### Task instructions:
Leave the pictures out, and retype all of the material exactly as written.

### Input rows:
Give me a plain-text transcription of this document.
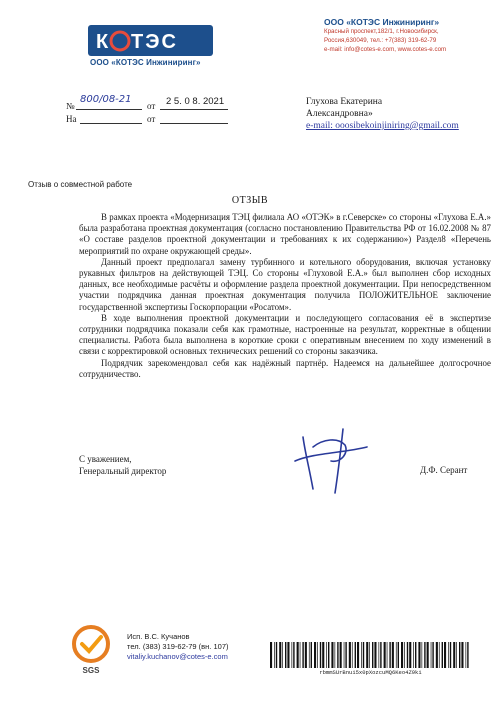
К ТЭС
ООО «КОТЭС Инжиниринг»
ООО «КОТЭС Инжиниринг»
Красный проспект,182/1, г.Новосибирск,
Россия,630049, тел.: +7(383) 319-62-79
e-mail: info@cotes-e.com, www.cotes-e.com
№
800/08-21
от 2 5. 0 8. 2021
На	от
Глухова Екатерина
Александровна»
e-mail: ooosibekoinjiniring@gmail.com
Отзыв о совместной работе
ОТЗЫВ

В рамках проекта «Модернизация ТЭЦ филиала АО «ОТЭК» в г.Северске» со стороны «Глухова Е.А.» была разработана проектная документация (согласно постановлению Правительства РФ от 16.02.2008 № 87 «О составе разделов проектной документации и требованиях к их содержанию») Раздел8 «Перечень мероприятий по охране окружающей среды».

Данный проект предполагал замену турбинного и котельного оборудования, включая установку рукавных фильтров на действующей ТЭЦ. Со стороны «Глуховой Е.А.» был выполнен сбор исходных данных, все необходимые расчёты и оформление раздела проектной документации. При непосредственном участии подрядчика данная проектная документация получила ПОЛОЖИТЕЛЬНОЕ заключение государственной экспертизы Госкорпорации «Росатом».

В ходе выполнения проектной документации и последующего согласования её в экспертизе сотрудники подрядчика показали себя как грамотные, настроенные на результат, корректные в общении специалисты. Работа была выполнена в короткие сроки с оперативным внесением по ходу изменений в связи с корректировкой основных технических решений со стороны заказчика.

Подрядчик зарекомендовал себя как надёжный партнёр. Надеемся на дальнейшее долгосрочное сотрудничество.

С уважением,
Генеральный директор	Д.Ф. Серант
SGS
Исп. В.С. Кучанов
тел. (383) 319-62-79 (вн. 107)
vitaliy.kuchanov@cotes-e.com
rbmmSUrBnui5x0pXozcuMQ6Keo4Z9ki
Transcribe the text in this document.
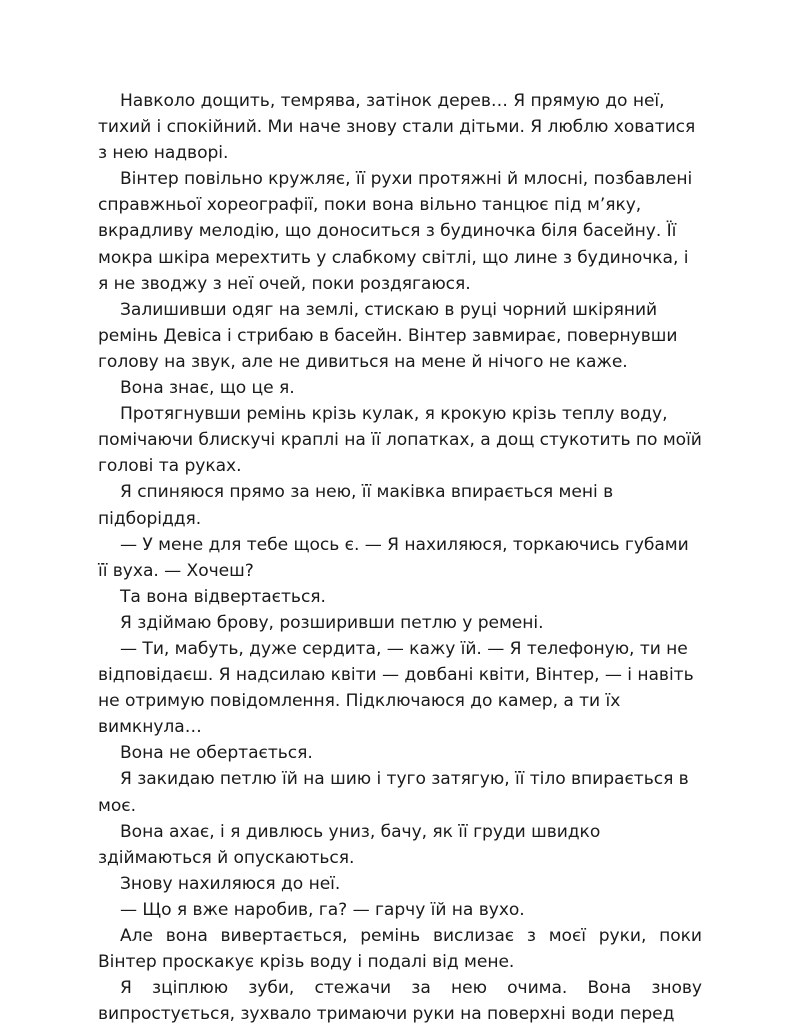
Навколо дощить, темрява, затінок дерев… Я прямую до неї, тихий і спокійний. Ми наче знову стали дітьми. Я люблю ховатися з нею надворі.

Вінтер повільно кружляє, її рухи протяжні й млосні, позбавлені справжньої хореографії, поки вона вільно танцює під м’яку, вкрадливу мелодію, що доноситься з будиночка біля басейну. Її мокра шкіра мерехтить у слабкому світлі, що лине з будиночка, і я не зводжу з неї очей, поки роздягаюся.

Залишивши одяг на землі, стискаю в руці чорний шкіряний ремінь Девіса і стрибаю в басейн. Вінтер завмирає, повернувши голову на звук, але не дивиться на мене й нічого не каже.

Вона знає, що це я.

Протягнувши ремінь крізь кулак, я крокую крізь теплу воду, помічаючи блискучі краплі на її лопатках, а дощ стукотить по моїй голові та руках.

Я спиняюся прямо за нею, її маківка впирається мені в підборіддя.

— У мене для тебе щось є. — Я нахиляюся, торкаючись губами її вуха. — Хочеш?

Та вона відвертається.

Я здіймаю брову, розширивши петлю у ремені.

— Ти, мабуть, дуже сердита, — кажу їй. — Я телефоную, ти не відповідаєш. Я надсилаю квіти — довбані квіти, Вінтер, — і навіть не отримую повідомлення. Підключаюся до камер, а ти їх вимкнула…

Вона не обертається.

Я закидаю петлю їй на шию і туго затягую, її тіло впирається в моє.

Вона ахає, і я дивлюсь униз, бачу, як її груди швидко здіймаються й опускаються.

Знову нахиляюся до неї.

— Що я вже наробив, га? — гарчу їй на вухо.

Але вона вивертається, ремінь вислизає з моєї руки, поки Вінтер проскакує крізь воду і подалі від мене.

Я зціплюю зуби, стежачи за нею очима. Вона знову випростується, зухвало тримаючи руки на поверхні води перед
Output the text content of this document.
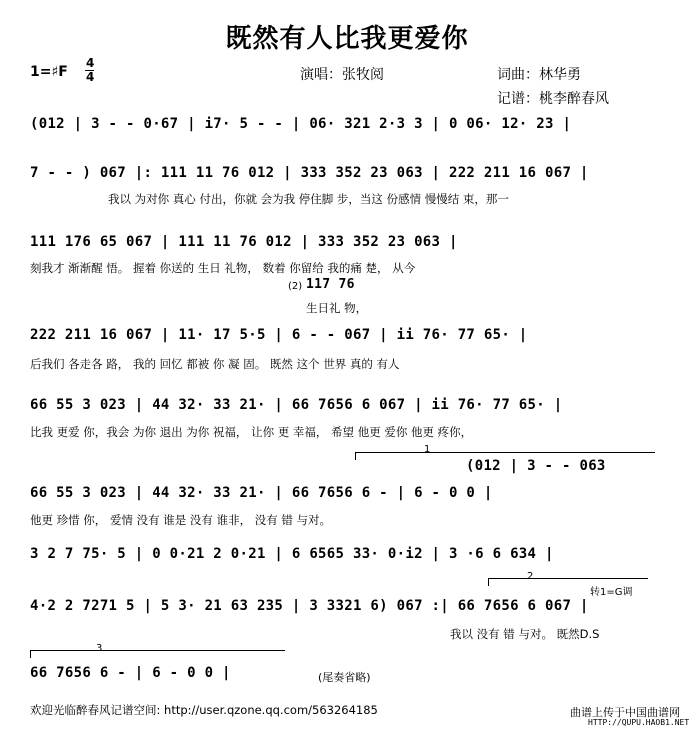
既然有人比我更爱你
1=♯F
4
4	演唱：张牧阅	词曲：林华勇
记谱：桃李醉春风
(012 | 3 - - 0·67 | i7· 5 - - | 06· 321 2·3 3 | 0 06· 12· 23 |
7 - - ) 067 |: 111 11 76 012 | 333 352 23 063 | 222 211 16 067 |
我以 为对你 真心 付出，你就 会为我 停住脚 步，当这 份感情 慢慢结 束，那一
111 176 65 067 | 111 11 76 012 | 333 352 23 063 |
刻我才 渐渐醒 悟。 握着 你送的 生日 礼物， 数着 你留给 我的痛 楚， 从今
(2) 117 76
生日礼 物，
222 211 16 067 | 11· 17 5·5 | 6 - - 067 | ii 76· 77 65· |
后我们 各走各 路， 我的 回忆 都被 你 凝 固。 既然 这个 世界 真的 有人
66 55 3 023 | 44 32· 33 21· | 66 7656 6 067 | ii 76· 77 65· |
比我 更爱 你，我会 为你 退出 为你 祝福， 让你 更 幸福， 希望 他更 爱你 他更 疼你，
1
(012 | 3 - - 063
66 55 3 023 | 44 32· 33 21· | 66 7656 6 - | 6 - 0 0 |
他更 珍惜 你， 爱情 没有 谁是 没有 谁非， 没有 错 与对。
3 2 7 75· 5 | 0 0·21 2 0·21 | 6 6565 33· 0·i2 | 3 ·6 6 634 |
2
转1=G调
4·2 2 7271 5 | 5 3· 21 63 235 | 3 3321 6) 067 :| 66 7656 6 067 |
我以 没有 错 与对。 既然D.S
3
66 7656 6 - | 6 - 0 0 |	(尾奏省略)
欢迎光临醉春风记谱空间: http://user.qzone.qq.com/563264185	曲谱上传于中国曲谱网
HTTP://QUPU.HAOB1.NET
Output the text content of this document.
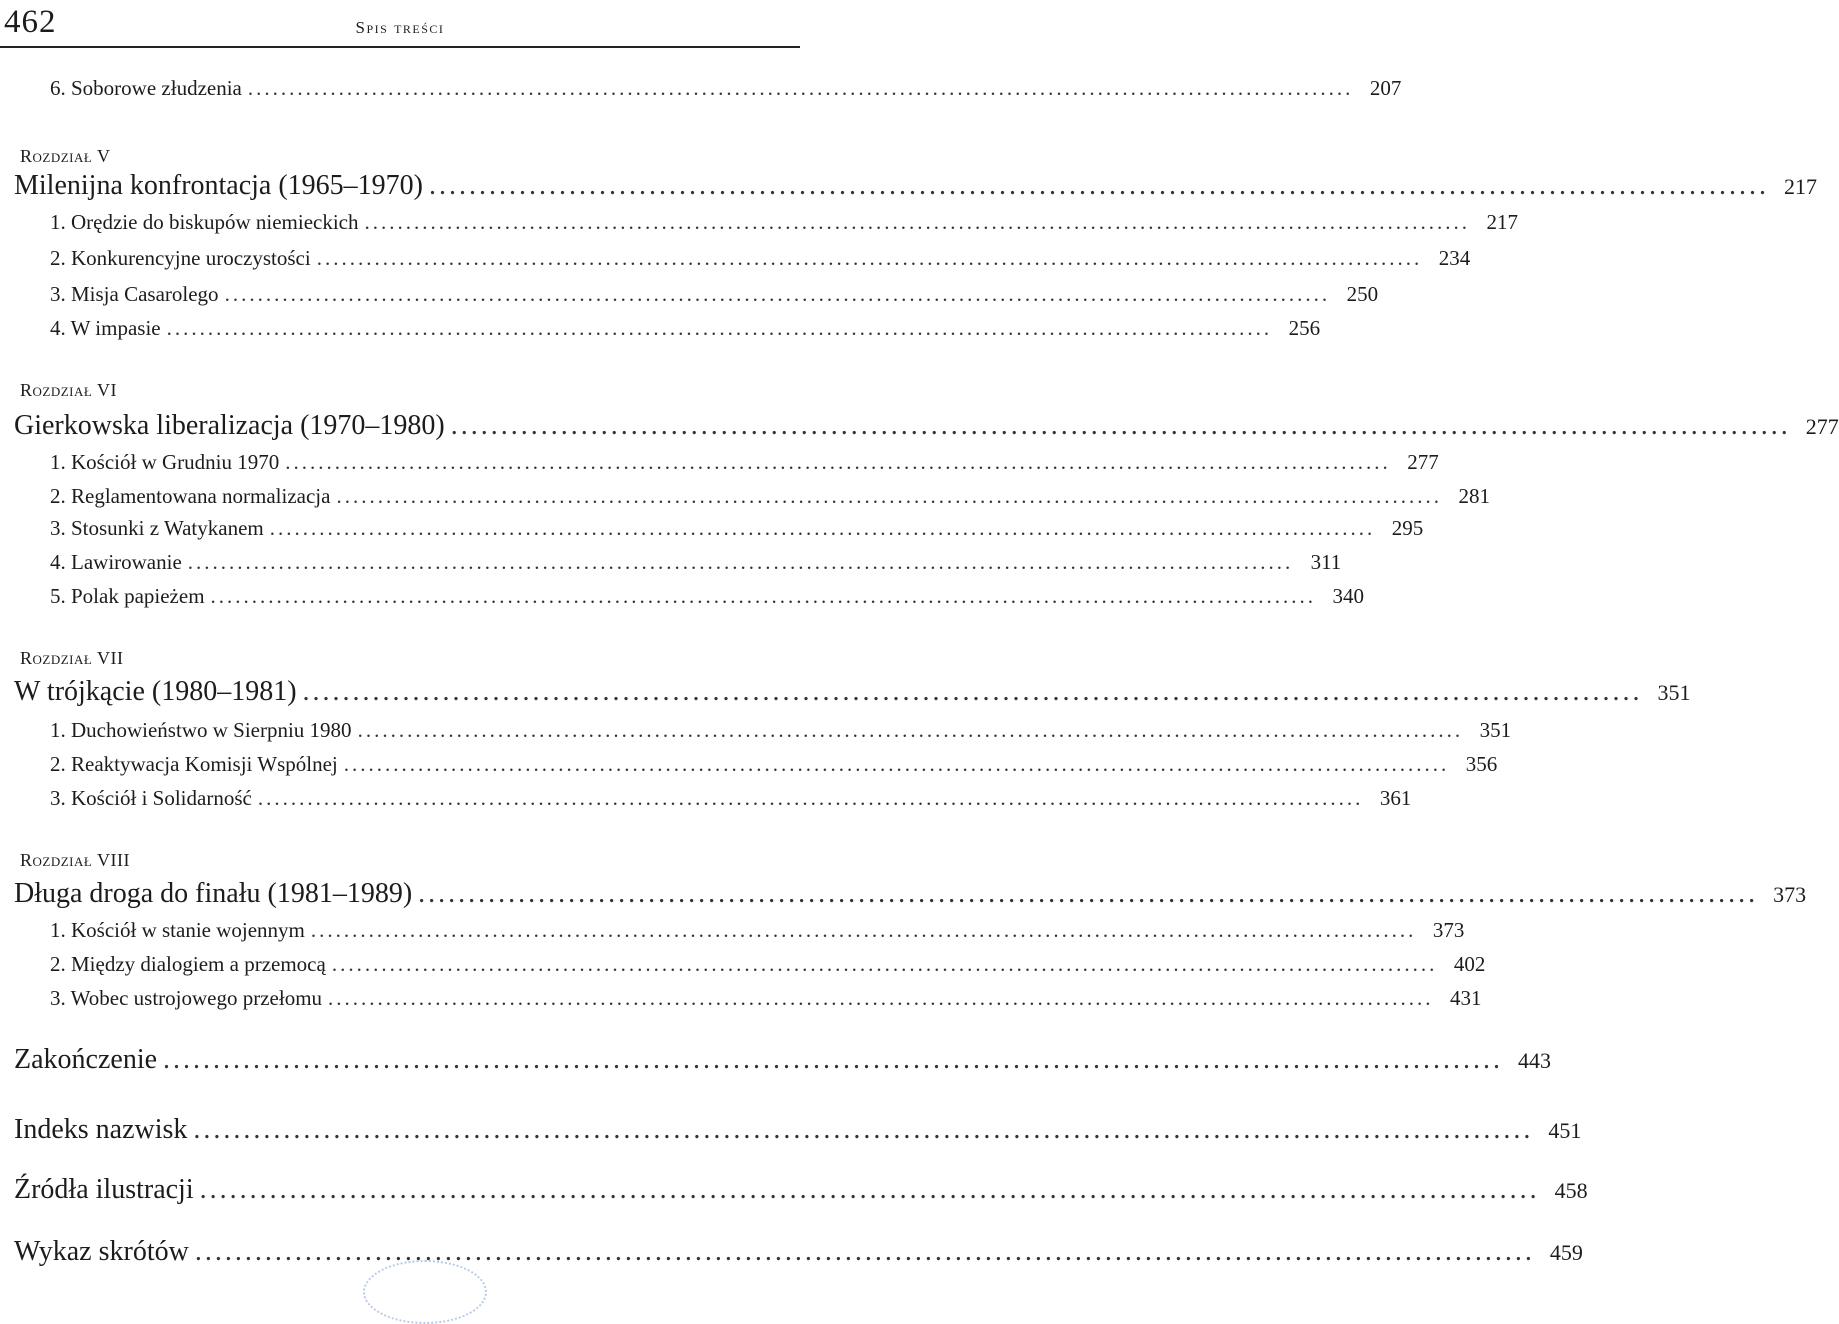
462	Spis treści
6. Soborowe złudzenia ...................................................................................................................................... 207
Rozdział V
Milenijna konfrontacja (1965–1970) ...................................................................................................................................... 217
1. Orędzie do biskupów niemieckich ...................................................................................................................................... 217
2. Konkurencyjne uroczystości ...................................................................................................................................... 234
3. Misja Casarolego ...................................................................................................................................... 250
4. W impasie ...................................................................................................................................... 256
Rozdział VI
Gierkowska liberalizacja (1970–1980) ...................................................................................................................................... 277
1. Kościół w Grudniu 1970 ...................................................................................................................................... 277
2. Reglamentowana normalizacja ...................................................................................................................................... 281
3. Stosunki z Watykanem ...................................................................................................................................... 295
4. Lawirowanie ...................................................................................................................................... 311
5. Polak papieżem ...................................................................................................................................... 340
Rozdział VII
W trójkącie (1980–1981) ...................................................................................................................................... 351
1. Duchowieństwo w Sierpniu 1980 ...................................................................................................................................... 351
2. Reaktywacja Komisji Wspólnej ...................................................................................................................................... 356
3. Kościół i Solidarność ...................................................................................................................................... 361
Rozdział VIII
Długa droga do finału (1981–1989) ...................................................................................................................................... 373
1. Kościół w stanie wojennym ...................................................................................................................................... 373
2. Między dialogiem a przemocą ...................................................................................................................................... 402
3. Wobec ustrojowego przełomu ...................................................................................................................................... 431
Zakończenie ...................................................................................................................................... 443
Indeks nazwisk ...................................................................................................................................... 451
Źródła ilustracji ...................................................................................................................................... 458
Wykaz skrótów ...................................................................................................................................... 459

### Problem solution:
Give me a plain-text transcription of this document.
К ТЭС
ООО «КОТЭС Инжиниринг»
ООО «КОТЭС Инжиниринг»
Красный проспект,182/1, г.Новосибирск,
Россия,630049, тел.: +7(383) 319-62-79
e-mail: info@cotes-e.com, www.cotes-e.com
№
800/08-21
от 2 5. 0 8. 2021
На	от
Глухова Екатерина
Александровна»
e-mail: ooosibekoinjiniring@gmail.com
Отзыв о совместной работе
ОТЗЫВ

В рамках проекта «Модернизация ТЭЦ филиала АО «ОТЭК» в г.Северске» со стороны «Глухова Е.А.» была разработана проектная документация (согласно постановлению Правительства РФ от 16.02.2008 № 87 «О составе разделов проектной документации и требованиях к их содержанию») Раздел8 «Перечень мероприятий по охране окружающей среды».

Данный проект предполагал замену турбинного и котельного оборудования, включая установку рукавных фильтров на действующей ТЭЦ. Со стороны «Глуховой Е.А.» был выполнен сбор исходных данных, все необходимые расчёты и оформление раздела проектной документации. При непосредственном участии подрядчика данная проектная документация получила ПОЛОЖИТЕЛЬНОЕ заключение государственной экспертизы Госкорпорации «Росатом».

В ходе выполнения проектной документации и последующего согласования её в экспертизе сотрудники подрядчика показали себя как грамотные, настроенные на результат, корректные в общении специалисты. Работа была выполнена в короткие сроки с оперативным внесением по ходу изменений в связи с корректировкой основных технических решений со стороны заказчика.

Подрядчик зарекомендовал себя как надёжный партнёр. Надеемся на дальнейшее долгосрочное сотрудничество.

С уважением,
Генеральный директор	Д.Ф. Серант
SGS
Исп. В.С. Кучанов
тел. (383) 319-62-79 (вн. 107)
vitaliy.kuchanov@cotes-e.com
rbmmSUrBnui5x0pXozcuMQ6Keo4Z9ki
Transcribe the text in this document.
Навколо дощить, темрява, затінок дерев… Я прямую до неї, тихий і спокійний. Ми наче знову стали дітьми. Я люблю ховатися з нею надворі.

Вінтер повільно кружляє, її рухи протяжні й млосні, позбавлені справжньої хореографії, поки вона вільно танцює під м’яку, вкрадливу мелодію, що доноситься з будиночка біля басейну. Її мокра шкіра мерехтить у слабкому світлі, що лине з будиночка, і я не зводжу з неї очей, поки роздягаюся.

Залишивши одяг на землі, стискаю в руці чорний шкіряний ремінь Девіса і стрибаю в басейн. Вінтер завмирає, повернувши голову на звук, але не дивиться на мене й нічого не каже.

Вона знає, що це я.

Протягнувши ремінь крізь кулак, я крокую крізь теплу воду, помічаючи блискучі краплі на її лопатках, а дощ стукотить по моїй голові та руках.

Я спиняюся прямо за нею, її маківка впирається мені в підборіддя.

— У мене для тебе щось є. — Я нахиляюся, торкаючись губами її вуха. — Хочеш?

Та вона відвертається.

Я здіймаю брову, розширивши петлю у ремені.

— Ти, мабуть, дуже сердита, — кажу їй. — Я телефоную, ти не відповідаєш. Я надсилаю квіти — довбані квіти, Вінтер, — і навіть не отримую повідомлення. Підключаюся до камер, а ти їх вимкнула…

Вона не обертається.

Я закидаю петлю їй на шию і туго затягую, її тіло впирається в моє.

Вона ахає, і я дивлюсь униз, бачу, як її груди швидко здіймаються й опускаються.

Знову нахиляюся до неї.

— Що я вже наробив, га? — гарчу їй на вухо.

Але вона вивертається, ремінь вислизає з моєї руки, поки Вінтер проскакує крізь воду і подалі від мене.

Я зціплюю зуби, стежачи за нею очима. Вона знову випростується, зухвало тримаючи руки на поверхні води перед
Output the text content of this document.
既然有人比我更爱你
1=♯F
4
4	演唱：张牧阅	词曲：林华勇
记谱：桃李醉春风
(012 | 3 - - 0·67 | i7· 5 - - | 06· 321 2·3 3 | 0 06· 12· 23 |
7 - - ) 067 |: 111 11 76 012 | 333 352 23 063 | 222 211 16 067 |
我以 为对你 真心 付出，你就 会为我 停住脚 步，当这 份感情 慢慢结 束，那一
111 176 65 067 | 111 11 76 012 | 333 352 23 063 |
刻我才 渐渐醒 悟。 握着 你送的 生日 礼物， 数着 你留给 我的痛 楚， 从今
(2) 117 76
生日礼 物，
222 211 16 067 | 11· 17 5·5 | 6 - - 067 | ii 76· 77 65· |
后我们 各走各 路， 我的 回忆 都被 你 凝 固。 既然 这个 世界 真的 有人
66 55 3 023 | 44 32· 33 21· | 66 7656 6 067 | ii 76· 77 65· |
比我 更爱 你，我会 为你 退出 为你 祝福， 让你 更 幸福， 希望 他更 爱你 他更 疼你，
1
(012 | 3 - - 063
66 55 3 023 | 44 32· 33 21· | 66 7656 6 - | 6 - 0 0 |
他更 珍惜 你， 爱情 没有 谁是 没有 谁非， 没有 错 与对。
3 2 7 75· 5 | 0 0·21 2 0·21 | 6 6565 33· 0·i2 | 3 ·6 6 634 |
2
转1=G调
4·2 2 7271 5 | 5 3· 21 63 235 | 3 3321 6) 067 :| 66 7656 6 067 |
我以 没有 错 与对。 既然D.S
3
66 7656 6 - | 6 - 0 0 |	(尾奏省略)
欢迎光临醉春风记谱空间: http://user.qzone.qq.com/563264185	曲谱上传于中国曲谱网
HTTP://QUPU.HAOB1.NET
Output the text content of this document.
462	Spis treści
6. Soborowe złudzenia ...................................................................................................................................... 207
Rozdział V
Milenijna konfrontacja (1965–1970) ...................................................................................................................................... 217
1. Orędzie do biskupów niemieckich ...................................................................................................................................... 217
2. Konkurencyjne uroczystości ...................................................................................................................................... 234
3. Misja Casarolego ...................................................................................................................................... 250
4. W impasie ...................................................................................................................................... 256
Rozdział VI
Gierkowska liberalizacja (1970–1980) ...................................................................................................................................... 277
1. Kościół w Grudniu 1970 ...................................................................................................................................... 277
2. Reglamentowana normalizacja ...................................................................................................................................... 281
3. Stosunki z Watykanem ...................................................................................................................................... 295
4. Lawirowanie ...................................................................................................................................... 311
5. Polak papieżem ...................................................................................................................................... 340
Rozdział VII
W trójkącie (1980–1981) ...................................................................................................................................... 351
1. Duchowieństwo w Sierpniu 1980 ...................................................................................................................................... 351
2. Reaktywacja Komisji Wspólnej ...................................................................................................................................... 356
3. Kościół i Solidarność ...................................................................................................................................... 361
Rozdział VIII
Długa droga do finału (1981–1989) ...................................................................................................................................... 373
1. Kościół w stanie wojennym ...................................................................................................................................... 373
2. Między dialogiem a przemocą ...................................................................................................................................... 402
3. Wobec ustrojowego przełomu ...................................................................................................................................... 431
Zakończenie ...................................................................................................................................... 443
Indeks nazwisk ...................................................................................................................................... 451
Źródła ilustracji ...................................................................................................................................... 458
Wykaz skrótów ...................................................................................................................................... 459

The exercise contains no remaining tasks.